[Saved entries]
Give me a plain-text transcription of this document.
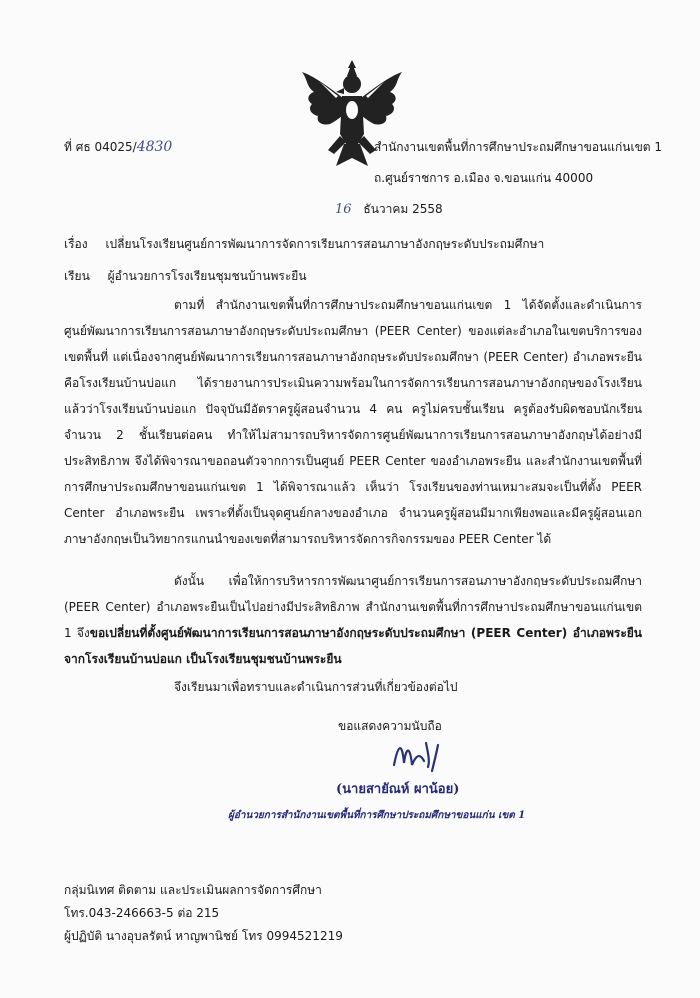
ที่ ศธ 04025/4830	สำนักงานเขตพื้นที่การศึกษาประถมศึกษาขอนแก่นเขต 1
ถ.ศูนย์ราชการ อ.เมือง จ.ขอนแก่น 40000
16 ธันวาคม 2558
เรื่อง เปลี่ยนโรงเรียนศูนย์การพัฒนาการจัดการเรียนการสอนภาษาอังกฤษระดับประถมศึกษา
เรียน ผู้อำนวยการโรงเรียนชุมชนบ้านพระยืน
ตามที่ สำนักงานเขตพื้นที่การศึกษาประถมศึกษาขอนแก่นเขต 1 ได้จัดตั้งและดำเนินการศูนย์พัฒนาการเรียนการสอนภาษาอังกฤษระดับประถมศึกษา (PEER Center) ของแต่ละอำเภอในเขตบริการของเขตพื้นที่ แต่เนื่องจากศูนย์พัฒนาการเรียนการสอนภาษาอังกฤษระดับประถมศึกษา (PEER Center) อำเภอพระยืนคือโรงเรียนบ้านบ่อแก ได้รายงานการประเมินความพร้อมในการจัดการเรียนการสอนภาษาอังกฤษของโรงเรียนแล้วว่าโรงเรียนบ้านบ่อแก ปัจจุบันมีอัตราครูผู้สอนจำนวน 4 คน ครูไม่ครบชั้นเรียน ครูต้องรับผิดชอบนักเรียน จำนวน 2 ชั้นเรียนต่อคน ทำให้ไม่สามารถบริหารจัดการศูนย์พัฒนาการเรียนการสอนภาษาอังกฤษได้อย่างมีประสิทธิภาพ จึงได้พิจารณาขอถอนตัวจากการเป็นศูนย์ PEER Center ของอำเภอพระยืน และสำนักงานเขตพื้นที่การศึกษาประถมศึกษาขอนแก่นเขต 1 ได้พิจารณาแล้ว เห็นว่า โรงเรียนของท่านเหมาะสมจะเป็นที่ตั้ง PEER Center อำเภอพระยืน เพราะที่ตั้งเป็นจุดศูนย์กลางของอำเภอ จำนวนครูผู้สอนมีมากเพียงพอและมีครูผู้สอนเอกภาษาอังกฤษเป็นวิทยากรแกนนำของเขตที่สามารถบริหารจัดการกิจกรรมของ PEER Center ได้
ดังนั้น เพื่อให้การบริหารการพัฒนาศูนย์การเรียนการสอนภาษาอังกฤษระดับประถมศึกษา (PEER Center) อำเภอพระยืนเป็นไปอย่างมีประสิทธิภาพ สำนักงานเขตพื้นที่การศึกษาประถมศึกษาขอนแก่นเขต 1 จึงขอเปลี่ยนที่ตั้งศูนย์พัฒนาการเรียนการสอนภาษาอังกฤษระดับประถมศึกษา (PEER Center) อำเภอพระยืน จากโรงเรียนบ้านบ่อแก เป็นโรงเรียนชุมชนบ้านพระยืน
จึงเรียนมาเพื่อทราบและดำเนินการส่วนที่เกี่ยวข้องต่อไป
ขอแสดงความนับถือ
(นายสายัณห์ ผาน้อย)
ผู้อำนวยการสำนักงานเขตพื้นที่การศึกษาประถมศึกษาขอนแก่น เขต 1
กลุ่มนิเทศ ติดตาม และประเมินผลการจัดการศึกษา
โทร.043-246663-5 ต่อ 215
ผู้ปฏิบัติ นางอุบลรัตน์ หาญพานิชย์ โทร 0994521219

#### WHAT THE TASK ASKS
Give the data above again in full and unchanged, skipping the pictures.

#### FULL OUTPUT
Give me a plain-text transcription of this document.
ที่ ศธ 04025/4830	สำนักงานเขตพื้นที่การศึกษาประถมศึกษาขอนแก่นเขต 1
ถ.ศูนย์ราชการ อ.เมือง จ.ขอนแก่น 40000
16 ธันวาคม 2558
เรื่อง เปลี่ยนโรงเรียนศูนย์การพัฒนาการจัดการเรียนการสอนภาษาอังกฤษระดับประถมศึกษา
เรียน ผู้อำนวยการโรงเรียนชุมชนบ้านพระยืน
ตามที่ สำนักงานเขตพื้นที่การศึกษาประถมศึกษาขอนแก่นเขต 1 ได้จัดตั้งและดำเนินการศูนย์พัฒนาการเรียนการสอนภาษาอังกฤษระดับประถมศึกษา (PEER Center) ของแต่ละอำเภอในเขตบริการของเขตพื้นที่ แต่เนื่องจากศูนย์พัฒนาการเรียนการสอนภาษาอังกฤษระดับประถมศึกษา (PEER Center) อำเภอพระยืนคือโรงเรียนบ้านบ่อแก ได้รายงานการประเมินความพร้อมในการจัดการเรียนการสอนภาษาอังกฤษของโรงเรียนแล้วว่าโรงเรียนบ้านบ่อแก ปัจจุบันมีอัตราครูผู้สอนจำนวน 4 คน ครูไม่ครบชั้นเรียน ครูต้องรับผิดชอบนักเรียน จำนวน 2 ชั้นเรียนต่อคน ทำให้ไม่สามารถบริหารจัดการศูนย์พัฒนาการเรียนการสอนภาษาอังกฤษได้อย่างมีประสิทธิภาพ จึงได้พิจารณาขอถอนตัวจากการเป็นศูนย์ PEER Center ของอำเภอพระยืน และสำนักงานเขตพื้นที่การศึกษาประถมศึกษาขอนแก่นเขต 1 ได้พิจารณาแล้ว เห็นว่า โรงเรียนของท่านเหมาะสมจะเป็นที่ตั้ง PEER Center อำเภอพระยืน เพราะที่ตั้งเป็นจุดศูนย์กลางของอำเภอ จำนวนครูผู้สอนมีมากเพียงพอและมีครูผู้สอนเอกภาษาอังกฤษเป็นวิทยากรแกนนำของเขตที่สามารถบริหารจัดการกิจกรรมของ PEER Center ได้
ดังนั้น เพื่อให้การบริหารการพัฒนาศูนย์การเรียนการสอนภาษาอังกฤษระดับประถมศึกษา (PEER Center) อำเภอพระยืนเป็นไปอย่างมีประสิทธิภาพ สำนักงานเขตพื้นที่การศึกษาประถมศึกษาขอนแก่นเขต 1 จึงขอเปลี่ยนที่ตั้งศูนย์พัฒนาการเรียนการสอนภาษาอังกฤษระดับประถมศึกษา (PEER Center) อำเภอพระยืน จากโรงเรียนบ้านบ่อแก เป็นโรงเรียนชุมชนบ้านพระยืน
จึงเรียนมาเพื่อทราบและดำเนินการส่วนที่เกี่ยวข้องต่อไป
ขอแสดงความนับถือ
(นายสายัณห์ ผาน้อย)
ผู้อำนวยการสำนักงานเขตพื้นที่การศึกษาประถมศึกษาขอนแก่น เขต 1
กลุ่มนิเทศ ติดตาม และประเมินผลการจัดการศึกษา
โทร.043-246663-5 ต่อ 215
ผู้ปฏิบัติ นางอุบลรัตน์ หาญพานิชย์ โทร 0994521219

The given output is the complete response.